Aim of the task.
From the listing below, pick out each line with the word "Case".

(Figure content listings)
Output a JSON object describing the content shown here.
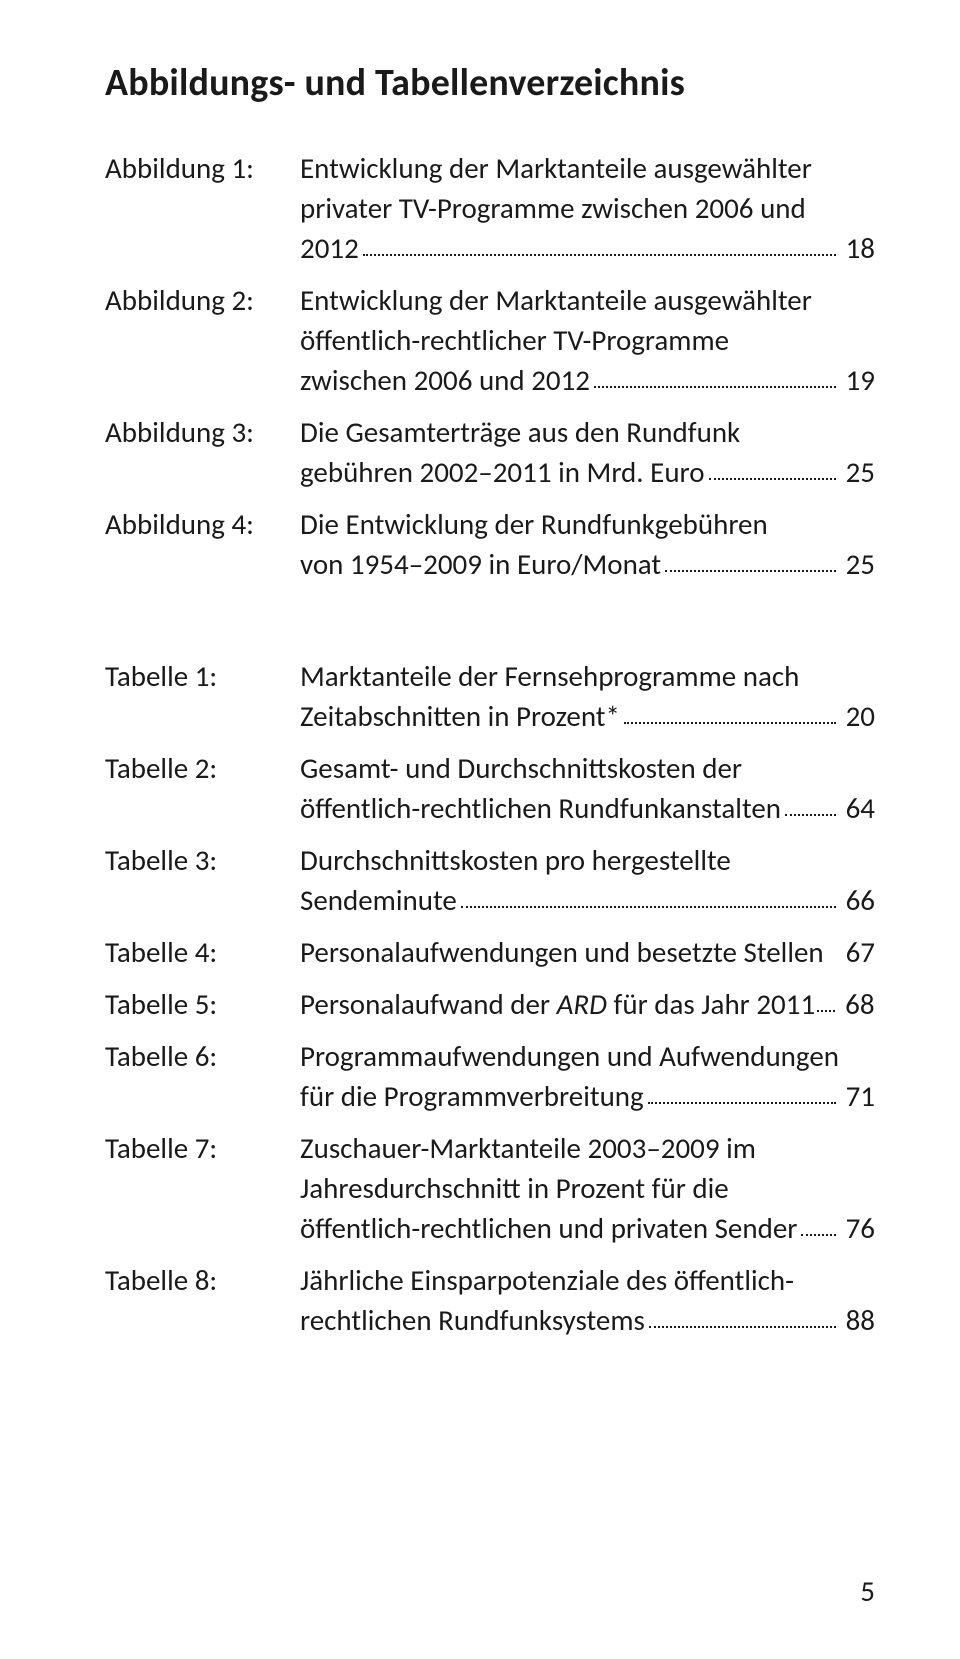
{
  "title": "Abbildungs- und Tabellenverzeichnis",
  "abbildungen": [
    {
      "label": "Abbildung 1:",
      "lines": [
        "Entwicklung der Marktanteile ausgewählter",
        "privater TV-Programme zwischen 2006 und"
      ],
      "lastLine": "2012",
      "page": "18"
    },
    {
      "label": "Abbildung 2:",
      "lines": [
        "Entwicklung der Marktanteile ausgewählter",
        "öffentlich-rechtlicher TV-Programme"
      ],
      "lastLine": "zwischen 2006 und 2012",
      "page": "19"
    },
    {
      "label": "Abbildung 3:",
      "lines": [
        "Die Gesamterträge aus den Rundfunk"
      ],
      "lastLine": "gebühren 2002–2011 in Mrd. Euro",
      "page": "25"
    },
    {
      "label": "Abbildung 4:",
      "lines": [
        "Die Entwicklung der Rundfunkgebühren"
      ],
      "lastLine": "von 1954–2009 in Euro/Monat",
      "page": "25"
    }
  ],
  "tabellen": [
    {
      "label": "Tabelle 1:",
      "lines": [
        "Marktanteile der Fernsehprogramme nach"
      ],
      "lastLine": "Zeitabschnitten in Prozent*",
      "page": "20"
    },
    {
      "label": "Tabelle 2:",
      "lines": [
        "Gesamt- und Durchschnittskosten der"
      ],
      "lastLine": "öffentlich-rechtlichen Rundfunkanstalten",
      "page": "64"
    },
    {
      "label": "Tabelle 3:",
      "lines": [
        "Durchschnittskosten pro hergestellte"
      ],
      "lastLine": "Sendeminute",
      "page": "66"
    },
    {
      "label": "Tabelle 4:",
      "lines": [],
      "lastLine": "Personalaufwendungen und besetzte Stellen",
      "page": "67",
      "noDots": true
    },
    {
      "label": "Tabelle 5:",
      "lines": [],
      "lastLinePrefix": "Personalaufwand der ",
      "lastLineItalic": "ARD",
      "lastLineSuffix": " für das Jahr 2011",
      "page": "68",
      "narrowDots": true
    },
    {
      "label": "Tabelle 6:",
      "lines": [
        "Programmaufwendungen und Aufwendungen"
      ],
      "lastLine": "für die Programmverbreitung",
      "page": "71"
    },
    {
      "label": "Tabelle 7:",
      "lines": [
        "Zuschauer-Marktanteile 2003–2009 im",
        "Jahresdurchschnitt in Prozent für die"
      ],
      "lastLine": "öffentlich-rechtlichen und privaten Sender",
      "page": "76"
    },
    {
      "label": "Tabelle 8:",
      "lines": [
        "Jährliche Einsparpotenziale des öffentlich-"
      ],
      "lastLine": "rechtlichen Rundfunksystems",
      "page": "88"
    }
  ],
  "footerPage": "5"
}
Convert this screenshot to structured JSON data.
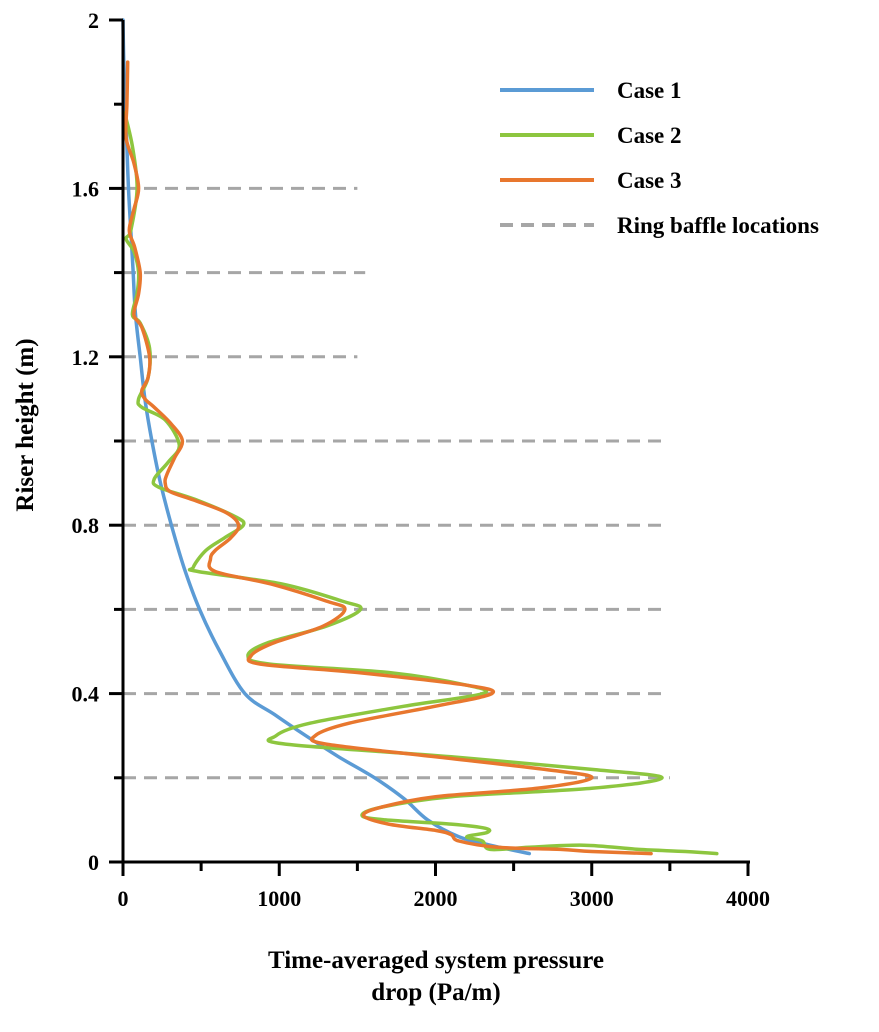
{
  "chart_data": {
    "type": "line",
    "orientation": "horizontal",
    "xlabel_line1": "Time-averaged system pressure",
    "xlabel_line2": "drop (Pa/m)",
    "ylabel": "Riser height (m)",
    "xlim": [
      0,
      4000
    ],
    "ylim": [
      0,
      2
    ],
    "x_ticks": [
      0,
      1000,
      2000,
      3000,
      4000
    ],
    "y_ticks": [
      0,
      0.4,
      0.8,
      1.2,
      1.6,
      2
    ],
    "grid": false,
    "legend_position": "top-right",
    "series": [
      {
        "name": "Case 1",
        "color": "#5b9bd5",
        "style": "solid",
        "points": [
          [
            0,
            2.0
          ],
          [
            5,
            1.9
          ],
          [
            15,
            1.8
          ],
          [
            25,
            1.7
          ],
          [
            35,
            1.6
          ],
          [
            50,
            1.5
          ],
          [
            65,
            1.4
          ],
          [
            80,
            1.3
          ],
          [
            110,
            1.2
          ],
          [
            140,
            1.1
          ],
          [
            185,
            1.0
          ],
          [
            240,
            0.9
          ],
          [
            310,
            0.8
          ],
          [
            390,
            0.7
          ],
          [
            490,
            0.6
          ],
          [
            620,
            0.5
          ],
          [
            780,
            0.4
          ],
          [
            970,
            0.35
          ],
          [
            1170,
            0.3
          ],
          [
            1380,
            0.25
          ],
          [
            1610,
            0.2
          ],
          [
            1800,
            0.15
          ],
          [
            1950,
            0.1
          ],
          [
            2150,
            0.06
          ],
          [
            2350,
            0.04
          ],
          [
            2600,
            0.02
          ]
        ]
      },
      {
        "name": "Case 2",
        "color": "#8dc63f",
        "style": "solid",
        "points": [
          [
            10,
            1.78
          ],
          [
            60,
            1.7
          ],
          [
            90,
            1.6
          ],
          [
            50,
            1.5
          ],
          [
            20,
            1.48
          ],
          [
            70,
            1.45
          ],
          [
            100,
            1.4
          ],
          [
            90,
            1.35
          ],
          [
            60,
            1.3
          ],
          [
            110,
            1.28
          ],
          [
            170,
            1.22
          ],
          [
            160,
            1.15
          ],
          [
            100,
            1.1
          ],
          [
            120,
            1.08
          ],
          [
            270,
            1.05
          ],
          [
            360,
            0.99
          ],
          [
            290,
            0.95
          ],
          [
            200,
            0.91
          ],
          [
            230,
            0.89
          ],
          [
            470,
            0.86
          ],
          [
            720,
            0.82
          ],
          [
            770,
            0.8
          ],
          [
            650,
            0.77
          ],
          [
            530,
            0.74
          ],
          [
            450,
            0.7
          ],
          [
            480,
            0.69
          ],
          [
            1020,
            0.66
          ],
          [
            1400,
            0.62
          ],
          [
            1520,
            0.6
          ],
          [
            1300,
            0.56
          ],
          [
            920,
            0.52
          ],
          [
            800,
            0.49
          ],
          [
            940,
            0.47
          ],
          [
            1700,
            0.45
          ],
          [
            2200,
            0.42
          ],
          [
            2300,
            0.4
          ],
          [
            1800,
            0.37
          ],
          [
            1200,
            0.33
          ],
          [
            980,
            0.3
          ],
          [
            1040,
            0.28
          ],
          [
            2100,
            0.25
          ],
          [
            3000,
            0.22
          ],
          [
            3450,
            0.2
          ],
          [
            3000,
            0.175
          ],
          [
            2100,
            0.155
          ],
          [
            1650,
            0.13
          ],
          [
            1530,
            0.11
          ],
          [
            1680,
            0.1
          ],
          [
            2100,
            0.09
          ],
          [
            2320,
            0.08
          ],
          [
            2330,
            0.07
          ],
          [
            2200,
            0.06
          ],
          [
            2300,
            0.05
          ],
          [
            2350,
            0.03
          ],
          [
            2600,
            0.035
          ],
          [
            2950,
            0.04
          ],
          [
            3300,
            0.03
          ],
          [
            3600,
            0.025
          ],
          [
            3800,
            0.02
          ]
        ]
      },
      {
        "name": "Case 3",
        "color": "#e8772e",
        "style": "solid",
        "points": [
          [
            30,
            1.9
          ],
          [
            25,
            1.8
          ],
          [
            20,
            1.72
          ],
          [
            70,
            1.66
          ],
          [
            100,
            1.6
          ],
          [
            70,
            1.55
          ],
          [
            40,
            1.5
          ],
          [
            75,
            1.46
          ],
          [
            110,
            1.4
          ],
          [
            100,
            1.35
          ],
          [
            70,
            1.3
          ],
          [
            120,
            1.27
          ],
          [
            170,
            1.2
          ],
          [
            160,
            1.15
          ],
          [
            120,
            1.12
          ],
          [
            140,
            1.1
          ],
          [
            200,
            1.08
          ],
          [
            310,
            1.04
          ],
          [
            380,
            1.0
          ],
          [
            330,
            0.96
          ],
          [
            280,
            0.92
          ],
          [
            270,
            0.9
          ],
          [
            300,
            0.88
          ],
          [
            450,
            0.86
          ],
          [
            660,
            0.83
          ],
          [
            740,
            0.8
          ],
          [
            690,
            0.77
          ],
          [
            590,
            0.74
          ],
          [
            560,
            0.72
          ],
          [
            590,
            0.69
          ],
          [
            950,
            0.66
          ],
          [
            1300,
            0.62
          ],
          [
            1420,
            0.6
          ],
          [
            1280,
            0.56
          ],
          [
            960,
            0.52
          ],
          [
            820,
            0.49
          ],
          [
            880,
            0.47
          ],
          [
            1500,
            0.45
          ],
          [
            2200,
            0.42
          ],
          [
            2360,
            0.4
          ],
          [
            2000,
            0.37
          ],
          [
            1450,
            0.33
          ],
          [
            1230,
            0.3
          ],
          [
            1300,
            0.28
          ],
          [
            2000,
            0.25
          ],
          [
            2700,
            0.22
          ],
          [
            3000,
            0.2
          ],
          [
            2650,
            0.175
          ],
          [
            2000,
            0.155
          ],
          [
            1650,
            0.13
          ],
          [
            1540,
            0.11
          ],
          [
            1700,
            0.09
          ],
          [
            2000,
            0.075
          ],
          [
            2100,
            0.065
          ],
          [
            2150,
            0.05
          ],
          [
            2400,
            0.035
          ],
          [
            2800,
            0.03
          ],
          [
            3000,
            0.025
          ],
          [
            3380,
            0.02
          ]
        ]
      }
    ],
    "reference_lines": {
      "name": "Ring baffle locations",
      "color": "#a6a6a6",
      "style": "dashed",
      "lines": [
        {
          "y": 1.6,
          "x_start": 0,
          "x_end": 1500
        },
        {
          "y": 1.4,
          "x_start": 0,
          "x_end": 1550
        },
        {
          "y": 1.2,
          "x_start": 0,
          "x_end": 1500
        },
        {
          "y": 1.0,
          "x_start": 0,
          "x_end": 3450
        },
        {
          "y": 0.8,
          "x_start": 0,
          "x_end": 3450
        },
        {
          "y": 0.6,
          "x_start": 0,
          "x_end": 3450
        },
        {
          "y": 0.4,
          "x_start": 0,
          "x_end": 3450
        },
        {
          "y": 0.2,
          "x_start": 0,
          "x_end": 3500
        }
      ]
    },
    "legend": [
      {
        "label": "Case 1",
        "color": "#5b9bd5",
        "style": "solid"
      },
      {
        "label": "Case 2",
        "color": "#8dc63f",
        "style": "solid"
      },
      {
        "label": "Case 3",
        "color": "#e8772e",
        "style": "solid"
      },
      {
        "label": "Ring baffle locations",
        "color": "#a6a6a6",
        "style": "dashed"
      }
    ]
  }
}
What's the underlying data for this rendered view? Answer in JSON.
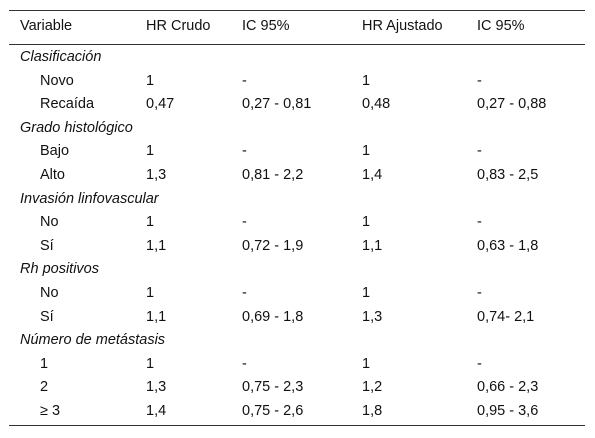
{
  "header": [
    "Variable",
    "HR Crudo",
    "IC 95%",
    "HR Ajustado",
    "IC 95%"
  ],
  "groups": [
    {
      "title": "Clasificación",
      "rows": [
        [
          "Novo",
          "1",
          "-",
          "1",
          "-"
        ],
        [
          "Recaída",
          "0,47",
          "0,27 - 0,81",
          "0,48",
          "0,27 - 0,88"
        ]
      ]
    },
    {
      "title": "Grado histológico",
      "rows": [
        [
          "Bajo",
          "1",
          "-",
          "1",
          "-"
        ],
        [
          "Alto",
          "1,3",
          "0,81 - 2,2",
          "1,4",
          "0,83 - 2,5"
        ]
      ]
    },
    {
      "title": "Invasión linfovascular",
      "rows": [
        [
          "No",
          "1",
          "-",
          "1",
          "-"
        ],
        [
          "Sí",
          "1,1",
          "0,72 - 1,9",
          "1,1",
          "0,63 - 1,8"
        ]
      ]
    },
    {
      "title": "Rh positivos",
      "rows": [
        [
          "No",
          "1",
          "-",
          "1",
          "-"
        ],
        [
          "Sí",
          "1,1",
          "0,69 - 1,8",
          "1,3",
          "0,74- 2,1"
        ]
      ]
    },
    {
      "title": "Número de metástasis",
      "rows": [
        [
          "1",
          "1",
          "-",
          "1",
          "-"
        ],
        [
          "2",
          "1,3",
          "0,75 - 2,3",
          "1,2",
          "0,66 - 2,3"
        ],
        [
          "≥ 3",
          "1,4",
          "0,75 - 2,6",
          "1,8",
          "0,95 - 3,6"
        ]
      ]
    }
  ]
}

Solution for this exercise.
        "name": "Case 1",
        "name": "Case 2",
        "name": "Case 3",
        "label": "Case 1",
        "label": "Case 2",
        "label": "Case 3",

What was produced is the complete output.